▸ Element box data
▬▬▬▬▬▬▬▬▬▬

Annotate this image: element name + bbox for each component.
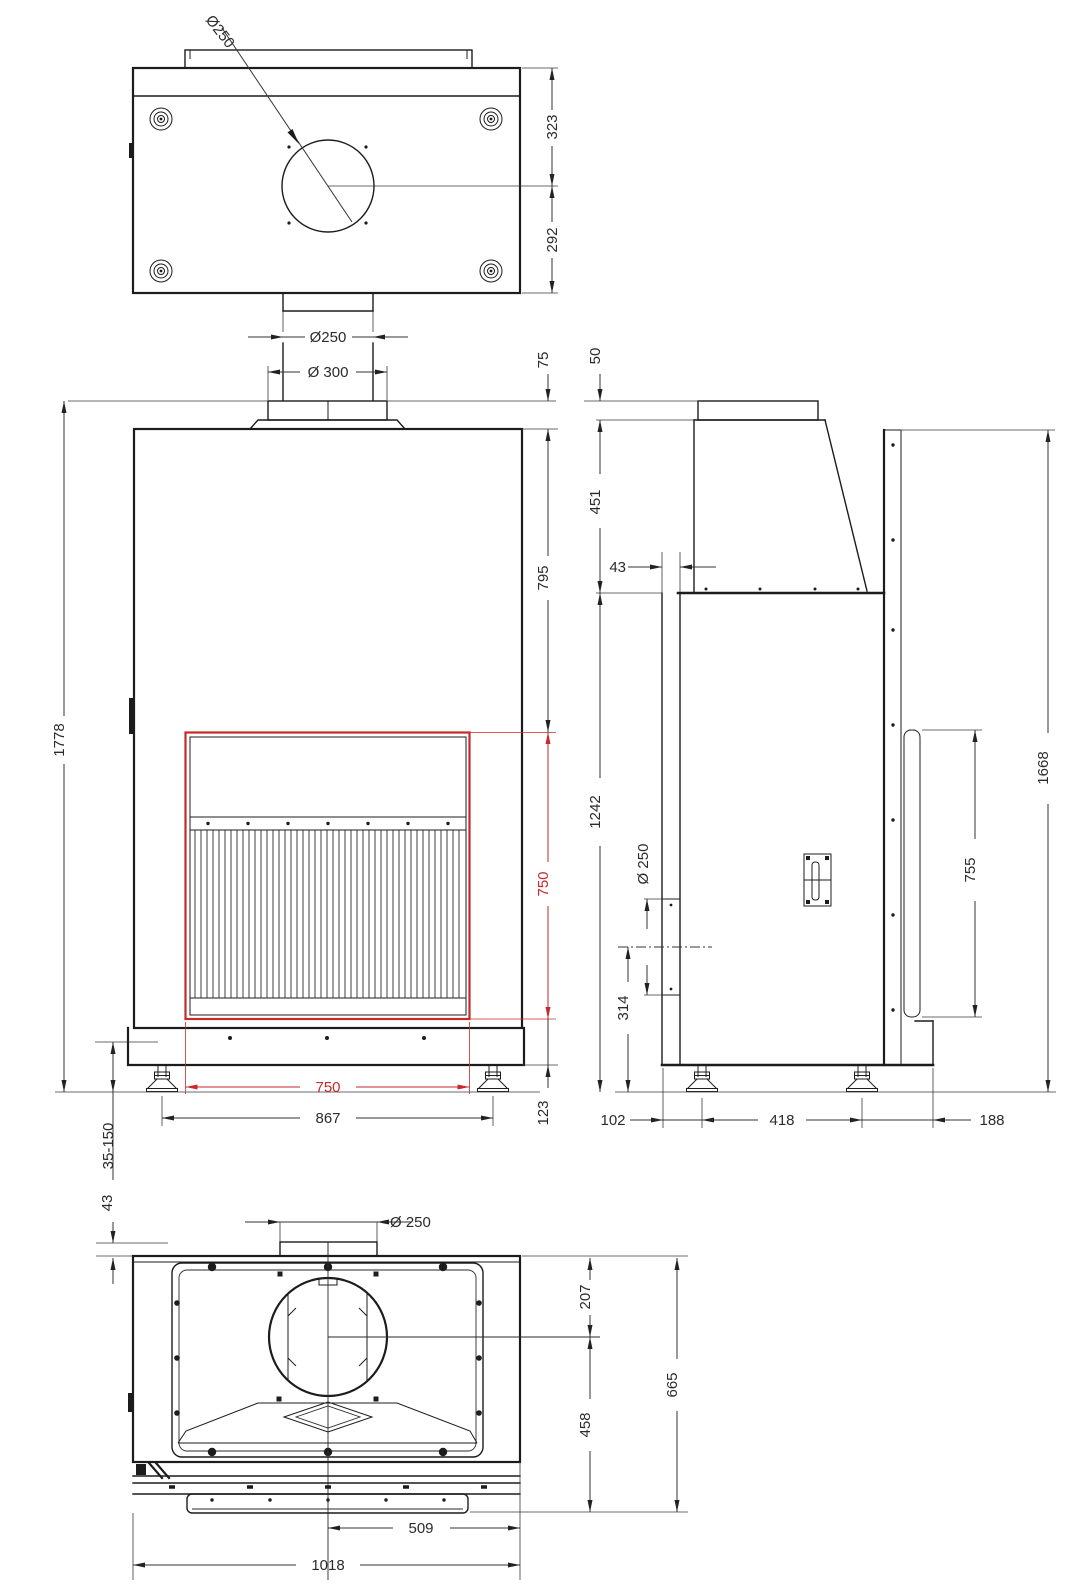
latch-plate (804, 854, 831, 906)
dim-front-collar-height: 75 (535, 352, 552, 369)
dim-side-shield-height: 755 (962, 857, 979, 882)
dim-front-top-to-opening: 795 (535, 565, 552, 590)
rear-heat-shield (904, 730, 920, 1017)
dim-top-depth-back: 323 (544, 114, 561, 139)
side-collar (698, 401, 818, 420)
smoke-deflector (178, 1403, 477, 1443)
side-view: 50 451 43 1242 Ø 250 314 755 1668 (584, 348, 1056, 1129)
side-tab (129, 698, 134, 734)
grille-louvers (195, 830, 459, 998)
dim-bottom-width: 1018 (311, 1557, 344, 1574)
side-tab (129, 143, 134, 158)
strip-screws (169, 1485, 487, 1489)
side-tab (128, 1393, 133, 1412)
dim-top-spigot: Ø250 (310, 329, 347, 346)
dim-front-base-height: 123 (535, 1100, 552, 1125)
dim-front-wall-gap: 43 (99, 1195, 116, 1212)
top-body-outline (133, 68, 520, 293)
dim-side-front-foot: 102 (600, 1112, 625, 1129)
dim-bottom-depth: 665 (664, 1372, 681, 1397)
bottom-view: Ø 250 (128, 1214, 688, 1580)
trim-plate-dots (210, 1498, 445, 1501)
dim-side-rear-foot: 188 (979, 1112, 1004, 1129)
base-screw-dots (228, 1036, 426, 1040)
drawing-sheet: Ø250 323 292 Ø250 (0, 0, 1077, 1588)
opening-highlight (186, 733, 470, 1020)
back-panel-screw-dots (891, 443, 894, 1011)
dim-side-total-height: 1668 (1035, 751, 1052, 784)
hood-screw-dots (705, 588, 860, 591)
dim-bottom-center-to-front: 458 (577, 1412, 594, 1437)
dim-bottom-back-to-center: 207 (577, 1284, 594, 1309)
dim-bottom-spigot: Ø 250 (390, 1214, 431, 1231)
dim-top-flue-leader: Ø250 (202, 12, 238, 51)
fireplace-technical-drawing: Ø250 323 292 Ø250 (0, 0, 1077, 1588)
front-trim-plate (187, 1494, 468, 1513)
dim-side-front-offset: 43 (609, 559, 626, 576)
dim-front-collar: Ø 300 (308, 364, 349, 381)
dim-side-collar-height: 50 (587, 348, 604, 365)
dim-side-rear-flue: Ø 250 (635, 844, 652, 885)
dim-front-opening-height: 750 (535, 871, 552, 896)
front-view: 1778 Ø 300 75 795 750 123 750 867 (51, 343, 558, 1284)
frame-screw-dots (206, 822, 449, 825)
dim-front-total-height: 1778 (51, 723, 68, 756)
dim-top-depth-front: 292 (544, 227, 561, 252)
dim-side-feet-span: 418 (769, 1112, 794, 1129)
dim-front-feet-range: 35-150 (100, 1123, 117, 1170)
dim-front-feet-span: 867 (315, 1110, 340, 1127)
collar-flange (250, 420, 405, 429)
dim-side-hood-height: 451 (587, 489, 604, 514)
dim-bottom-center-to-side: 509 (408, 1520, 433, 1537)
dim-side-flue-center-height: 314 (615, 995, 632, 1020)
base-plinth (128, 1028, 524, 1065)
leader-line (222, 28, 352, 222)
dim-front-opening-width: 750 (315, 1079, 340, 1096)
front-body-outline (134, 429, 522, 1028)
top-flange (185, 50, 472, 68)
dim-side-hood-to-floor: 1242 (587, 795, 604, 828)
top-view: Ø250 323 292 Ø250 (129, 12, 561, 346)
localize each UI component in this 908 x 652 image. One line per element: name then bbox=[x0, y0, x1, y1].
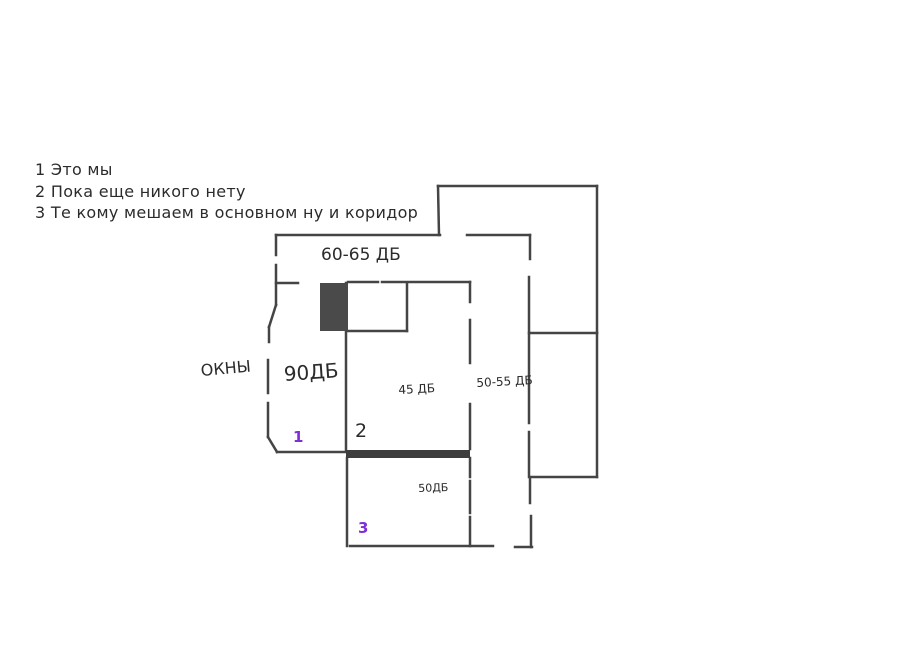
marker-room-2: 2 bbox=[355, 420, 367, 442]
label-60-65-db: 60-65 ДБ bbox=[321, 245, 401, 265]
label-50-db: 50ДБ bbox=[418, 481, 449, 495]
floor-plan-drawing bbox=[0, 0, 908, 652]
wall-segment bbox=[438, 186, 439, 235]
label-50-55-db: 50-55 ДБ bbox=[476, 373, 533, 390]
marker-room-1: 1 bbox=[293, 428, 303, 446]
wall-segment bbox=[269, 305, 276, 327]
door-block bbox=[320, 283, 348, 331]
floor-plan-page: 1 Это мы 2 Пока еще никого нету 3 Те ком… bbox=[0, 0, 908, 652]
label-45-db: 45 ДБ bbox=[398, 381, 435, 397]
wall-segment bbox=[268, 437, 277, 452]
marker-room-3: 3 bbox=[358, 519, 368, 537]
label-90-db: 90ДБ bbox=[283, 358, 339, 386]
thick-wall-bar bbox=[346, 450, 470, 458]
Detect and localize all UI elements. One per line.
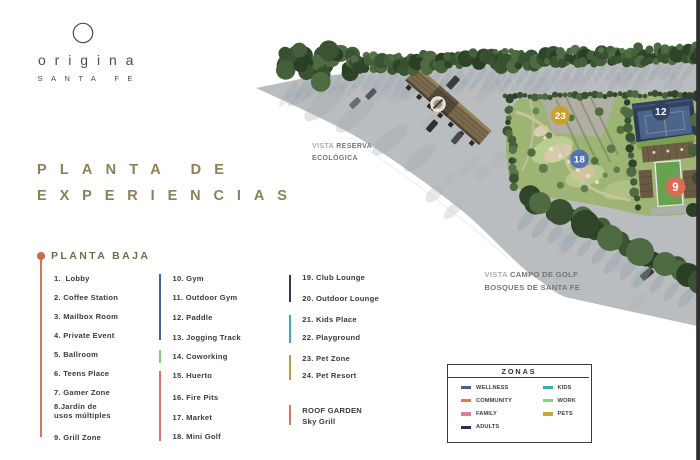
svg-text:9: 9 — [672, 182, 678, 194]
svg-text:23: 23 — [555, 111, 566, 122]
svg-text:18: 18 — [574, 155, 586, 166]
svg-text:12: 12 — [655, 107, 667, 118]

▬▬▬▬▬▬▬▬▬▬

▸ Instructions to follow
Retype the lines of the data above, beginning at the line that contains "latch-plate (804, 854, 831, 906)" and stopping after the line that contains "dim-top-depth-back: 323 (544, 114, 561, 139)".

▸ Answer for this exercise
latch-plate (804, 854, 831, 906)
dim-front-collar-height: 75 (535, 352, 552, 369)
dim-side-shield-height: 755 (962, 857, 979, 882)
dim-front-top-to-opening: 795 (535, 565, 552, 590)
rear-heat-shield (904, 730, 920, 1017)
dim-top-depth-back: 323 (544, 114, 561, 139)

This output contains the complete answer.